— start Material shown —

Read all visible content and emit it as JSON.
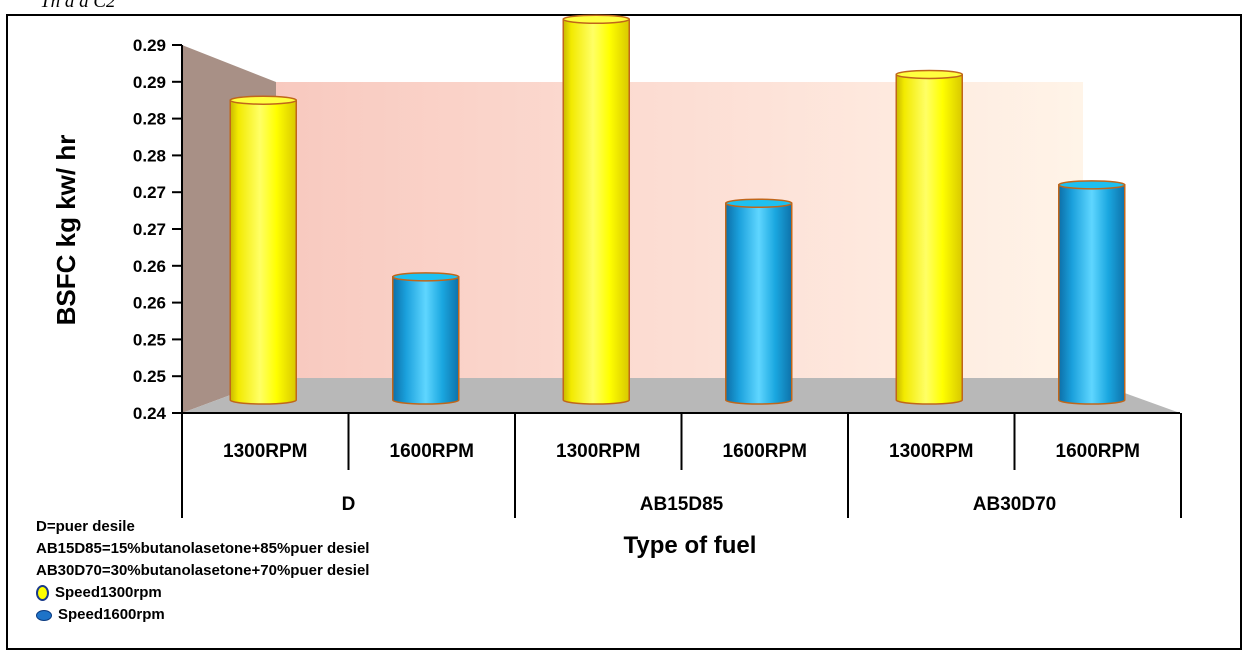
{
  "caption_fragment": "Th                                         d        d       C2          ",
  "chart_data": {
    "type": "bar",
    "title": "",
    "ylabel": "BSFC kg kw/ hr",
    "xlabel": "Type of fuel",
    "yticks": [
      "0.24",
      "0.25",
      "0.25",
      "0.26",
      "0.26",
      "0.27",
      "0.27",
      "0.28",
      "0.28",
      "0.29",
      "0.29"
    ],
    "ylim": [
      0.24,
      0.29
    ],
    "groups": [
      "D",
      "AB15D85",
      "AB30D70"
    ],
    "subcategories": [
      "1300RPM",
      "1600RPM"
    ],
    "series": [
      {
        "name": "Speed1300rpm",
        "color": "#ffff00",
        "values": [
          0.2825,
          0.2935,
          0.286
        ]
      },
      {
        "name": "Speed1600rpm",
        "color": "#1aa7e0",
        "values": [
          0.2585,
          0.2685,
          0.271
        ]
      }
    ],
    "grid": false,
    "legend_position": "bottom-left"
  },
  "legend": {
    "notes": [
      "D=puer desile",
      "AB15D85=15%butanolasetone+85%puer desiel",
      "AB30D70=30%butanolasetone+70%puer desiel"
    ],
    "series_labels": [
      "Speed1300rpm",
      "Speed1600rpm"
    ]
  }
}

— end Material shown —

**Prompt**
Give back every line exactly as it stands, pictures excluded.

**In response**
Read all visible content and emit it as JSON.
{
  "caption_fragment": "Th                                         d        d       C2          ",
  "chart_data": {
    "type": "bar",
    "title": "",
    "ylabel": "BSFC kg kw/ hr",
    "xlabel": "Type of fuel",
    "yticks": [
      "0.24",
      "0.25",
      "0.25",
      "0.26",
      "0.26",
      "0.27",
      "0.27",
      "0.28",
      "0.28",
      "0.29",
      "0.29"
    ],
    "ylim": [
      0.24,
      0.29
    ],
    "groups": [
      "D",
      "AB15D85",
      "AB30D70"
    ],
    "subcategories": [
      "1300RPM",
      "1600RPM"
    ],
    "series": [
      {
        "name": "Speed1300rpm",
        "color": "#ffff00",
        "values": [
          0.2825,
          0.2935,
          0.286
        ]
      },
      {
        "name": "Speed1600rpm",
        "color": "#1aa7e0",
        "values": [
          0.2585,
          0.2685,
          0.271
        ]
      }
    ],
    "grid": false,
    "legend_position": "bottom-left"
  },
  "legend": {
    "notes": [
      "D=puer desile",
      "AB15D85=15%butanolasetone+85%puer desiel",
      "AB30D70=30%butanolasetone+70%puer desiel"
    ],
    "series_labels": [
      "Speed1300rpm",
      "Speed1600rpm"
    ]
  }
}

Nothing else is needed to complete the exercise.